#### Source:
☆ ☆ ☆ ☆

Pen registers and Trap and Trace Devices

But first, I should explain pen registers and trap-and-trace “devices.” A pen register or trap and trace device records (or in the case of a pen register might also decode) information about electronic communications passing through a particular platform, be it a cellular network, an email system, or an IP-based messenger. In a criminal investigation, the government may apply for a court order authorized under the Electronic Communications Privacy Act, specifically 18 U.S.C. §3122—based upon a showing that the information obtained is relevant to the investigation—to compel a company to provide the PR/TT information relevant to the electronic communication in question or to install a PR/TT “device” to get this information. And companies, according to 18 U.S.C. §3124, are required to comply with orders to assist with installation.

☆ ☆ ☆ ☆

#### Exercise task A:
Reproduce the passage on pen registers, starting with "But first, I" and going on through "assist with installation.".
#### Exercise task B:
List every example of a platform that the passage on pen registers names as one through which electronic communications may pass.
None of the data that comes next is needed.

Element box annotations
☆ ☆ ☆ ☆

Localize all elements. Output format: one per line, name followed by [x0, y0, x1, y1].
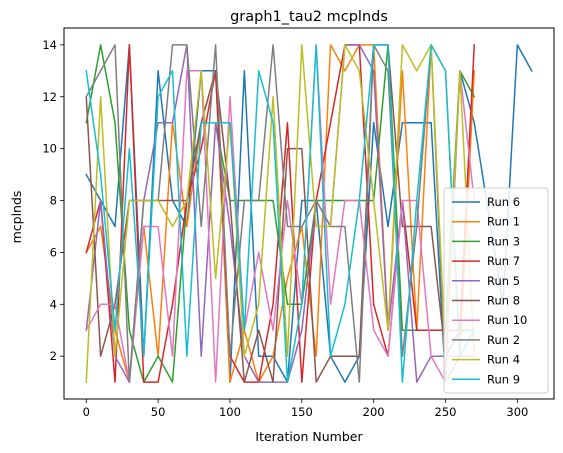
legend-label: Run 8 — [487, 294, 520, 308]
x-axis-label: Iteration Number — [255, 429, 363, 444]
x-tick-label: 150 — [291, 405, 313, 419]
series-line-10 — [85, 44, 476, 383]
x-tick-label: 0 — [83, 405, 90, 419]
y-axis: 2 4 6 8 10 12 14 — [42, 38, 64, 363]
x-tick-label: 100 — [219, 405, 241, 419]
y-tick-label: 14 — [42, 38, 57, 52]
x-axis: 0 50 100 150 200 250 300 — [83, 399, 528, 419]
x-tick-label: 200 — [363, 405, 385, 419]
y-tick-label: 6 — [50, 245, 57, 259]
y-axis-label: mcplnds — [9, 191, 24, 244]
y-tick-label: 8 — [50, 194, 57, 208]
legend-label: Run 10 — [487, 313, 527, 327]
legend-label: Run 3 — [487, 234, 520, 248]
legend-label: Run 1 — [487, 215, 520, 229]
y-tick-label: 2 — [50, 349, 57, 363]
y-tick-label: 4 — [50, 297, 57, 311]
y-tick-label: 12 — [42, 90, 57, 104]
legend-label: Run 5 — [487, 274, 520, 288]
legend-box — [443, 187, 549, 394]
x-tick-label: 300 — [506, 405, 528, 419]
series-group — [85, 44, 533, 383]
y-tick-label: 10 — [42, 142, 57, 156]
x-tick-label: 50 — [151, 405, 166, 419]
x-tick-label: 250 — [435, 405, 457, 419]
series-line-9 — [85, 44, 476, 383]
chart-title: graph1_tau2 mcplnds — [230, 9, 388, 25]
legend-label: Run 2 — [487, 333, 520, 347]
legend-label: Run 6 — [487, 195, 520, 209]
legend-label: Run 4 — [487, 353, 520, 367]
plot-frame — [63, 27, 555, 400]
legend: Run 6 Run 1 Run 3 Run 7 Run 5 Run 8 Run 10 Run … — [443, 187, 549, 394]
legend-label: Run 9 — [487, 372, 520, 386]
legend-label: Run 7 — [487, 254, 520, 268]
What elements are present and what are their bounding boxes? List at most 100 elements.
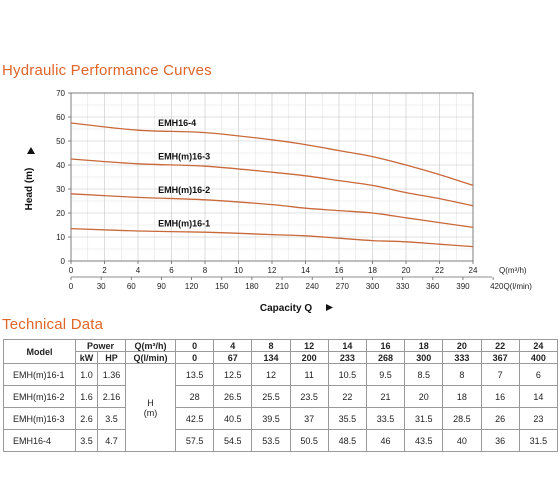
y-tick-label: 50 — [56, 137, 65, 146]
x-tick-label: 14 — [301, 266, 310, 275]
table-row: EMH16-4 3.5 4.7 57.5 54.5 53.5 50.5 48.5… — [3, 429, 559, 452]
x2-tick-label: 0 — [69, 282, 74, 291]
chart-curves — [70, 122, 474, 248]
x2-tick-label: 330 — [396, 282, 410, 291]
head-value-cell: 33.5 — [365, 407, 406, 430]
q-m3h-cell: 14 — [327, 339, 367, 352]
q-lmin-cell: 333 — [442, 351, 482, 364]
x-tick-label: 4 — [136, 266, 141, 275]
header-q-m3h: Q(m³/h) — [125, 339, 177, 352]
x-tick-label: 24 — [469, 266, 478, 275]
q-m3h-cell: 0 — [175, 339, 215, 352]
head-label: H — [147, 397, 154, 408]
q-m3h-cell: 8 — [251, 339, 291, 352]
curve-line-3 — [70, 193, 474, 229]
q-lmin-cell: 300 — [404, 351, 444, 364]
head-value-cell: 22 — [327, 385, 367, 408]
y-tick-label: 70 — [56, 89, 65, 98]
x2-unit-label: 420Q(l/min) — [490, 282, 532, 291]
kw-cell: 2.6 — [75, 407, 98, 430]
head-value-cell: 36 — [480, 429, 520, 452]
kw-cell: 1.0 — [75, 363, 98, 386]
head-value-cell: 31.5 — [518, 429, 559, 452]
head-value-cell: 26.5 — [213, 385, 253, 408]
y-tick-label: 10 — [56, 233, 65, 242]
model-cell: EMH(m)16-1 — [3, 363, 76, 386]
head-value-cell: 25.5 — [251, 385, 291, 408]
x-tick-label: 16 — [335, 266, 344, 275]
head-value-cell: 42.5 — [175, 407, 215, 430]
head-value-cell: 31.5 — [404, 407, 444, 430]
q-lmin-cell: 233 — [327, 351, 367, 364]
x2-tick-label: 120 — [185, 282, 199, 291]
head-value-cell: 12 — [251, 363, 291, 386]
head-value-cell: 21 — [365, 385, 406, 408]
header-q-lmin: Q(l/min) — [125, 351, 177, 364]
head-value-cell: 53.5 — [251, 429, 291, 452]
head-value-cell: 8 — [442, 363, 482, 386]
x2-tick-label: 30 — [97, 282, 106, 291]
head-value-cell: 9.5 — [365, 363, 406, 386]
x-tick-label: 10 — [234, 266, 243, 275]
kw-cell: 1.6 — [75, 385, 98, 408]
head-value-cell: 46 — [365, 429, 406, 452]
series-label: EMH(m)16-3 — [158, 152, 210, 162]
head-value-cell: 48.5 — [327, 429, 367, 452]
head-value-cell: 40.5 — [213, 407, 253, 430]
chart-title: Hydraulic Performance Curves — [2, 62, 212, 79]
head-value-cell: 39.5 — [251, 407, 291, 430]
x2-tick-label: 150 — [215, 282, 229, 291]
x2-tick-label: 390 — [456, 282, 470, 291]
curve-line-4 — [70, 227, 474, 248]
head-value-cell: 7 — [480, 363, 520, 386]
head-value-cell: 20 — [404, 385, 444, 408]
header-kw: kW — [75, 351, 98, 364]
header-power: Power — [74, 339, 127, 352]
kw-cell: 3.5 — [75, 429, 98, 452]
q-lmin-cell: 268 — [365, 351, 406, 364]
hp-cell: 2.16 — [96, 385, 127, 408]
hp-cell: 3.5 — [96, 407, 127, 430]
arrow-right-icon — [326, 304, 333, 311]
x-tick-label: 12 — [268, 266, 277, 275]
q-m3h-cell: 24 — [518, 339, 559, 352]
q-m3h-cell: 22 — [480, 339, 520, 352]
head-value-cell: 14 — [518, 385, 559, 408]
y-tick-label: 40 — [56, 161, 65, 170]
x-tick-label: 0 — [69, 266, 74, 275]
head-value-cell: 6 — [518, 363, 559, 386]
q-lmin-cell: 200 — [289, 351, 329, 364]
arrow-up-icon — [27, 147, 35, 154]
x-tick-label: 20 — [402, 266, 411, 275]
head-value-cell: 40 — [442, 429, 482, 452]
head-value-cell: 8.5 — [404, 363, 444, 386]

☆ ☆ ☆ ☆

#### Final result A:
But first, I should explain pen registers and trap-and-trace “devices.” A pen register or trap and trace device records (or in the case of a pen register might also decode) information about electronic communications passing through a particular platform, be it a cellular network, an email system, or an IP-based messenger. In a criminal investigation, the government may apply for a court order authorized under the Electronic Communications Privacy Act, specifically 18 U.S.C. §3122—based upon a showing that the information obtained is relevant to the investigation—to compel a company to provide the PR/TT information relevant to the electronic communication in question or to install a PR/TT “device” to get this information. And companies, according to 18 U.S.C. §3124, are required to comply with orders to assist with installation.

#### Final result B:
a cellular network, an email system, an IP-based messenger